__SET TASK__
Omit every picture, then give all the entries again exactly.
++++ PROVIDED MATERIAL ++++
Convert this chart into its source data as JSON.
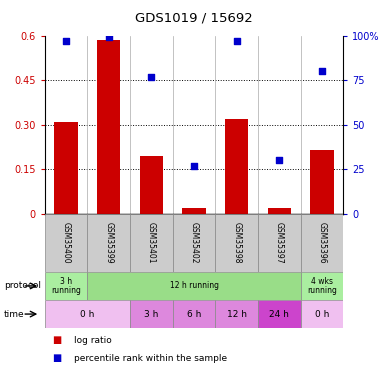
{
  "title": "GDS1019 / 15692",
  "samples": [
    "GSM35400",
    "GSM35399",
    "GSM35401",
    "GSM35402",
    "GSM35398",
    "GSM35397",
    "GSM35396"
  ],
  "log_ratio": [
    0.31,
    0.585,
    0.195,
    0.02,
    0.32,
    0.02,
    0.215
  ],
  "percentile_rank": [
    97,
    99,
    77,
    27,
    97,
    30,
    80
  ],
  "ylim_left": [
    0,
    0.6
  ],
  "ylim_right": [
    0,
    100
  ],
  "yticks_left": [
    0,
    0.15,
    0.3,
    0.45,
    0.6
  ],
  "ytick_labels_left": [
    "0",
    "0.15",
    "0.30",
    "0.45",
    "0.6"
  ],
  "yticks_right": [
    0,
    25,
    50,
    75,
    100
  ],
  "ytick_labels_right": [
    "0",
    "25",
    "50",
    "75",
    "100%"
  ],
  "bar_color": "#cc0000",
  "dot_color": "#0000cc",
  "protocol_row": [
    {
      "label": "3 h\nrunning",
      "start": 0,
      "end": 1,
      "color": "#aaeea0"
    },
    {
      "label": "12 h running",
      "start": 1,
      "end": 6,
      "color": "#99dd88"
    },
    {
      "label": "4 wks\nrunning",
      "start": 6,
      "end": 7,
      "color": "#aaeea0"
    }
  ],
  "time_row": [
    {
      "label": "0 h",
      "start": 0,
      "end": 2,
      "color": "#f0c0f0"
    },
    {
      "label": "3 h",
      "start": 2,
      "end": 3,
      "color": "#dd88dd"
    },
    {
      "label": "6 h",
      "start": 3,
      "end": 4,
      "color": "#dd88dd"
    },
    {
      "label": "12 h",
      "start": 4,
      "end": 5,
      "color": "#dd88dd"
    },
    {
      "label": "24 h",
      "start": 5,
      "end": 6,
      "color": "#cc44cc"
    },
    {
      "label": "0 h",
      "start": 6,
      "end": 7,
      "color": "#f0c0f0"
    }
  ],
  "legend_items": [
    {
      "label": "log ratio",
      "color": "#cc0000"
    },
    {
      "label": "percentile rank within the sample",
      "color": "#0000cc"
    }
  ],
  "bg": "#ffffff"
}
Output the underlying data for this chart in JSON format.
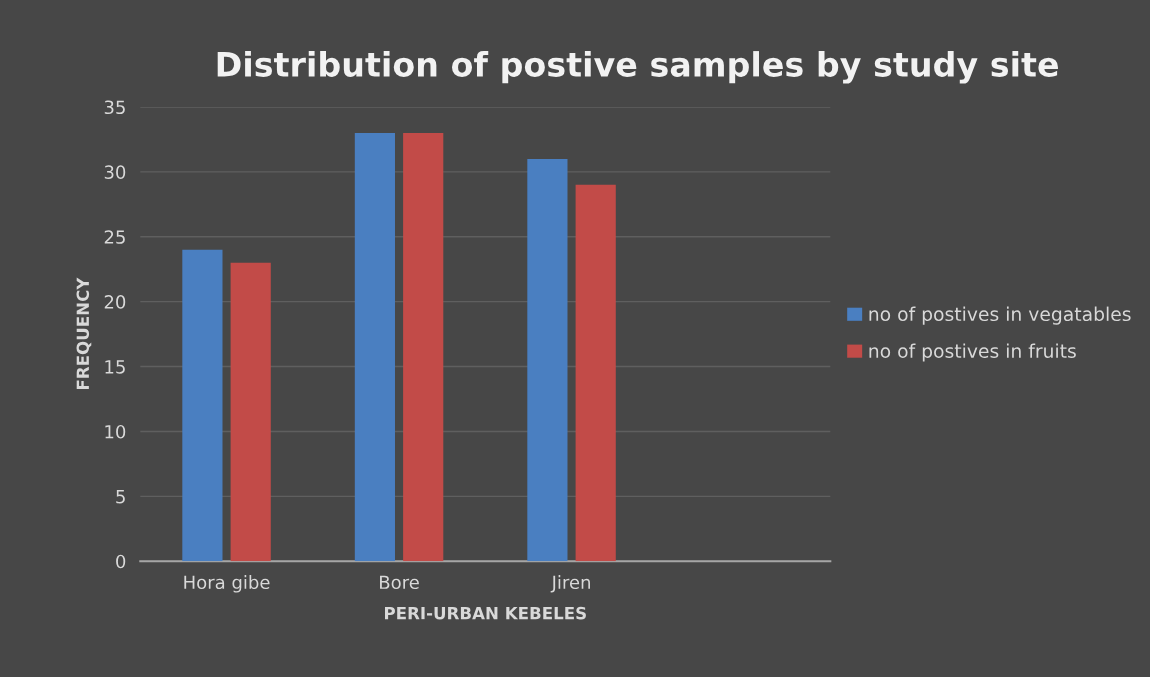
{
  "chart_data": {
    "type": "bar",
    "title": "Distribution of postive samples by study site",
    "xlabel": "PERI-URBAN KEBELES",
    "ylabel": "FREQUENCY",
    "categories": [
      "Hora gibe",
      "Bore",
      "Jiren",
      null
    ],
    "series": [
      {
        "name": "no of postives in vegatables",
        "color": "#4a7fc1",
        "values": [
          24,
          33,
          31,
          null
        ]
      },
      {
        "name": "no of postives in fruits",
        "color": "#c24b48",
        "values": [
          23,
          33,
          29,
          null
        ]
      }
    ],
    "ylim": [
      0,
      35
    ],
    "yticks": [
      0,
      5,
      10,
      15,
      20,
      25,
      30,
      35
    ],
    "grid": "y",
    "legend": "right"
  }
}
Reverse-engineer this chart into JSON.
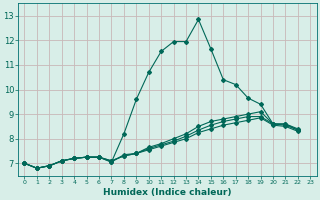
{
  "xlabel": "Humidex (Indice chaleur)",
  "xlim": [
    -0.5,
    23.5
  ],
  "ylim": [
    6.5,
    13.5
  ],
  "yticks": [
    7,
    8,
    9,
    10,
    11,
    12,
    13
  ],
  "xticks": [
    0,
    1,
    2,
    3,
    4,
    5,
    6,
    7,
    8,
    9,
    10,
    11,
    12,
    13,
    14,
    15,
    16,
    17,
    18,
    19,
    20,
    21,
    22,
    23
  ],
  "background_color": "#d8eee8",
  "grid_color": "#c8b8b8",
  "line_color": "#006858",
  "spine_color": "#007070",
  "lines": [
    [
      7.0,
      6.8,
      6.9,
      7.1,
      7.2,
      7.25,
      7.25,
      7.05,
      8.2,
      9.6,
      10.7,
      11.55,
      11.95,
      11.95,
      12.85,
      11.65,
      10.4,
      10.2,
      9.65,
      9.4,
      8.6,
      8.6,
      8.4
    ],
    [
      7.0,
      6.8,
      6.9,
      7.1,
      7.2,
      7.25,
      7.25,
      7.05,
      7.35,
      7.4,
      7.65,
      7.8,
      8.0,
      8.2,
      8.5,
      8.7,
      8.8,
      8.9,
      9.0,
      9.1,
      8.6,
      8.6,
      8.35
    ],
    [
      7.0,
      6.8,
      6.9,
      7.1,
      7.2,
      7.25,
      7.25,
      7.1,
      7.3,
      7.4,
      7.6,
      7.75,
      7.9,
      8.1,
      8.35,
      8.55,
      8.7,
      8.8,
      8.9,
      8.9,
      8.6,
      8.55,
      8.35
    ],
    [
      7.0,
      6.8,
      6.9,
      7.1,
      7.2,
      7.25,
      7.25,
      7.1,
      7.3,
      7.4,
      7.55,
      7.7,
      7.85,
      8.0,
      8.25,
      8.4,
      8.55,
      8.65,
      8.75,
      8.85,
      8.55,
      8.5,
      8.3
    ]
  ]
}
++++
__EXPECTED OUTPUT__
Convert this chart into its source data as JSON.
{
  "title": "GDS1019 / 15692",
  "samples": [
    "GSM35400",
    "GSM35399",
    "GSM35401",
    "GSM35402",
    "GSM35398",
    "GSM35397",
    "GSM35396"
  ],
  "log_ratio": [
    0.31,
    0.585,
    0.195,
    0.02,
    0.32,
    0.02,
    0.215
  ],
  "percentile_rank": [
    97,
    99,
    77,
    27,
    97,
    30,
    80
  ],
  "ylim_left": [
    0,
    0.6
  ],
  "ylim_right": [
    0,
    100
  ],
  "yticks_left": [
    0,
    0.15,
    0.3,
    0.45,
    0.6
  ],
  "ytick_labels_left": [
    "0",
    "0.15",
    "0.30",
    "0.45",
    "0.6"
  ],
  "yticks_right": [
    0,
    25,
    50,
    75,
    100
  ],
  "ytick_labels_right": [
    "0",
    "25",
    "50",
    "75",
    "100%"
  ],
  "bar_color": "#cc0000",
  "dot_color": "#0000cc",
  "protocol_row": [
    {
      "label": "3 h\nrunning",
      "start": 0,
      "end": 1,
      "color": "#aaeea0"
    },
    {
      "label": "12 h running",
      "start": 1,
      "end": 6,
      "color": "#99dd88"
    },
    {
      "label": "4 wks\nrunning",
      "start": 6,
      "end": 7,
      "color": "#aaeea0"
    }
  ],
  "time_row": [
    {
      "label": "0 h",
      "start": 0,
      "end": 2,
      "color": "#f0c0f0"
    },
    {
      "label": "3 h",
      "start": 2,
      "end": 3,
      "color": "#dd88dd"
    },
    {
      "label": "6 h",
      "start": 3,
      "end": 4,
      "color": "#dd88dd"
    },
    {
      "label": "12 h",
      "start": 4,
      "end": 5,
      "color": "#dd88dd"
    },
    {
      "label": "24 h",
      "start": 5,
      "end": 6,
      "color": "#cc44cc"
    },
    {
      "label": "0 h",
      "start": 6,
      "end": 7,
      "color": "#f0c0f0"
    }
  ],
  "legend_items": [
    {
      "label": "log ratio",
      "color": "#cc0000"
    },
    {
      "label": "percentile rank within the sample",
      "color": "#0000cc"
    }
  ],
  "bg": "#ffffff"
}
Output the underlying data for this chart in JSON format.
{
  "chart_data": {
    "type": "bar",
    "title": "Distribution of postive samples by study site",
    "xlabel": "PERI-URBAN KEBELES",
    "ylabel": "FREQUENCY",
    "categories": [
      "Hora gibe",
      "Bore",
      "Jiren",
      null
    ],
    "series": [
      {
        "name": "no of postives in vegatables",
        "color": "#4a7fc1",
        "values": [
          24,
          33,
          31,
          null
        ]
      },
      {
        "name": "no of postives in fruits",
        "color": "#c24b48",
        "values": [
          23,
          33,
          29,
          null
        ]
      }
    ],
    "ylim": [
      0,
      35
    ],
    "yticks": [
      0,
      5,
      10,
      15,
      20,
      25,
      30,
      35
    ],
    "grid": "y",
    "legend": "right"
  }
}
Reverse-engineer this chart into JSON.
{
  "xlabel": "Humidex (Indice chaleur)",
  "xlim": [
    -0.5,
    23.5
  ],
  "ylim": [
    6.5,
    13.5
  ],
  "yticks": [
    7,
    8,
    9,
    10,
    11,
    12,
    13
  ],
  "xticks": [
    0,
    1,
    2,
    3,
    4,
    5,
    6,
    7,
    8,
    9,
    10,
    11,
    12,
    13,
    14,
    15,
    16,
    17,
    18,
    19,
    20,
    21,
    22,
    23
  ],
  "background_color": "#d8eee8",
  "grid_color": "#c8b8b8",
  "line_color": "#006858",
  "spine_color": "#007070",
  "lines": [
    [
      7.0,
      6.8,
      6.9,
      7.1,
      7.2,
      7.25,
      7.25,
      7.05,
      8.2,
      9.6,
      10.7,
      11.55,
      11.95,
      11.95,
      12.85,
      11.65,
      10.4,
      10.2,
      9.65,
      9.4,
      8.6,
      8.6,
      8.4
    ],
    [
      7.0,
      6.8,
      6.9,
      7.1,
      7.2,
      7.25,
      7.25,
      7.05,
      7.35,
      7.4,
      7.65,
      7.8,
      8.0,
      8.2,
      8.5,
      8.7,
      8.8,
      8.9,
      9.0,
      9.1,
      8.6,
      8.6,
      8.35
    ],
    [
      7.0,
      6.8,
      6.9,
      7.1,
      7.2,
      7.25,
      7.25,
      7.1,
      7.3,
      7.4,
      7.6,
      7.75,
      7.9,
      8.1,
      8.35,
      8.55,
      8.7,
      8.8,
      8.9,
      8.9,
      8.6,
      8.55,
      8.35
    ],
    [
      7.0,
      6.8,
      6.9,
      7.1,
      7.2,
      7.25,
      7.25,
      7.1,
      7.3,
      7.4,
      7.55,
      7.7,
      7.85,
      8.0,
      8.25,
      8.4,
      8.55,
      8.65,
      8.75,
      8.85,
      8.55,
      8.5,
      8.3
    ]
  ]
}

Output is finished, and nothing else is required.